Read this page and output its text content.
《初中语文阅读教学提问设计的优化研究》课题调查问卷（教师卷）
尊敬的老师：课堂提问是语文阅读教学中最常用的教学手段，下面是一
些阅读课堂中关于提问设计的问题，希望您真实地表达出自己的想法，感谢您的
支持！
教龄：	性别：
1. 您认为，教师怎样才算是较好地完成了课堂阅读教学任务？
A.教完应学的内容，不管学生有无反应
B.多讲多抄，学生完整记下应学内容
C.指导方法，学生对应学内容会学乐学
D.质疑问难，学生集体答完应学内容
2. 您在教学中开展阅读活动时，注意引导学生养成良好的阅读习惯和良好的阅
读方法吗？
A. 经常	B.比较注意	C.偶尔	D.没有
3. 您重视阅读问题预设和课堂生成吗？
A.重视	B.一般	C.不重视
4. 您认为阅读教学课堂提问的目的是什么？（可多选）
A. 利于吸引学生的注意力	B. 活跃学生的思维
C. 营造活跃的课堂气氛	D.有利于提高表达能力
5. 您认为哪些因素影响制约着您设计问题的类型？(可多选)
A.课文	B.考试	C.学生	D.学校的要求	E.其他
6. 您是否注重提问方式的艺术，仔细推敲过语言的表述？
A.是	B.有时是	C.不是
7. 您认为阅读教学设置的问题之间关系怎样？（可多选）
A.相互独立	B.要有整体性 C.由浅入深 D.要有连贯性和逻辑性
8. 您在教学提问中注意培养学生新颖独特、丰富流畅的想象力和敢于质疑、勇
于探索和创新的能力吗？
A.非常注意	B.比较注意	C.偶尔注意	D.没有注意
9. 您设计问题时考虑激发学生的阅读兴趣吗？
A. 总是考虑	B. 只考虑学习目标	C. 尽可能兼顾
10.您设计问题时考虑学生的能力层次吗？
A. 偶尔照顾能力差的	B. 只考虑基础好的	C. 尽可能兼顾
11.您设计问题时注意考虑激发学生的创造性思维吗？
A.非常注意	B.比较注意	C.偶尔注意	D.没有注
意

▶ Given instruction:
Retype all of the entries precisely as they are.

▶ Answer:
Read this page and output its text content.
《初中语文阅读教学提问设计的优化研究》课题调查问卷（教师卷）
尊敬的老师：课堂提问是语文阅读教学中最常用的教学手段，下面是一
些阅读课堂中关于提问设计的问题，希望您真实地表达出自己的想法，感谢您的
支持！
教龄：	性别：
1. 您认为，教师怎样才算是较好地完成了课堂阅读教学任务？
A.教完应学的内容，不管学生有无反应
B.多讲多抄，学生完整记下应学内容
C.指导方法，学生对应学内容会学乐学
D.质疑问难，学生集体答完应学内容
2. 您在教学中开展阅读活动时，注意引导学生养成良好的阅读习惯和良好的阅
读方法吗？
A. 经常	B.比较注意	C.偶尔	D.没有
3. 您重视阅读问题预设和课堂生成吗？
A.重视	B.一般	C.不重视
4. 您认为阅读教学课堂提问的目的是什么？（可多选）
A. 利于吸引学生的注意力	B. 活跃学生的思维
C. 营造活跃的课堂气氛	D.有利于提高表达能力
5. 您认为哪些因素影响制约着您设计问题的类型？(可多选)
A.课文	B.考试	C.学生	D.学校的要求	E.其他
6. 您是否注重提问方式的艺术，仔细推敲过语言的表述？
A.是	B.有时是	C.不是
7. 您认为阅读教学设置的问题之间关系怎样？（可多选）
A.相互独立	B.要有整体性 C.由浅入深 D.要有连贯性和逻辑性
8. 您在教学提问中注意培养学生新颖独特、丰富流畅的想象力和敢于质疑、勇
于探索和创新的能力吗？
A.非常注意	B.比较注意	C.偶尔注意	D.没有注意
9. 您设计问题时考虑激发学生的阅读兴趣吗？
A. 总是考虑	B. 只考虑学习目标	C. 尽可能兼顾
10.您设计问题时考虑学生的能力层次吗？
A. 偶尔照顾能力差的	B. 只考虑基础好的	C. 尽可能兼顾
11.您设计问题时注意考虑激发学生的创造性思维吗？
A.非常注意	B.比较注意	C.偶尔注意	D.没有注
意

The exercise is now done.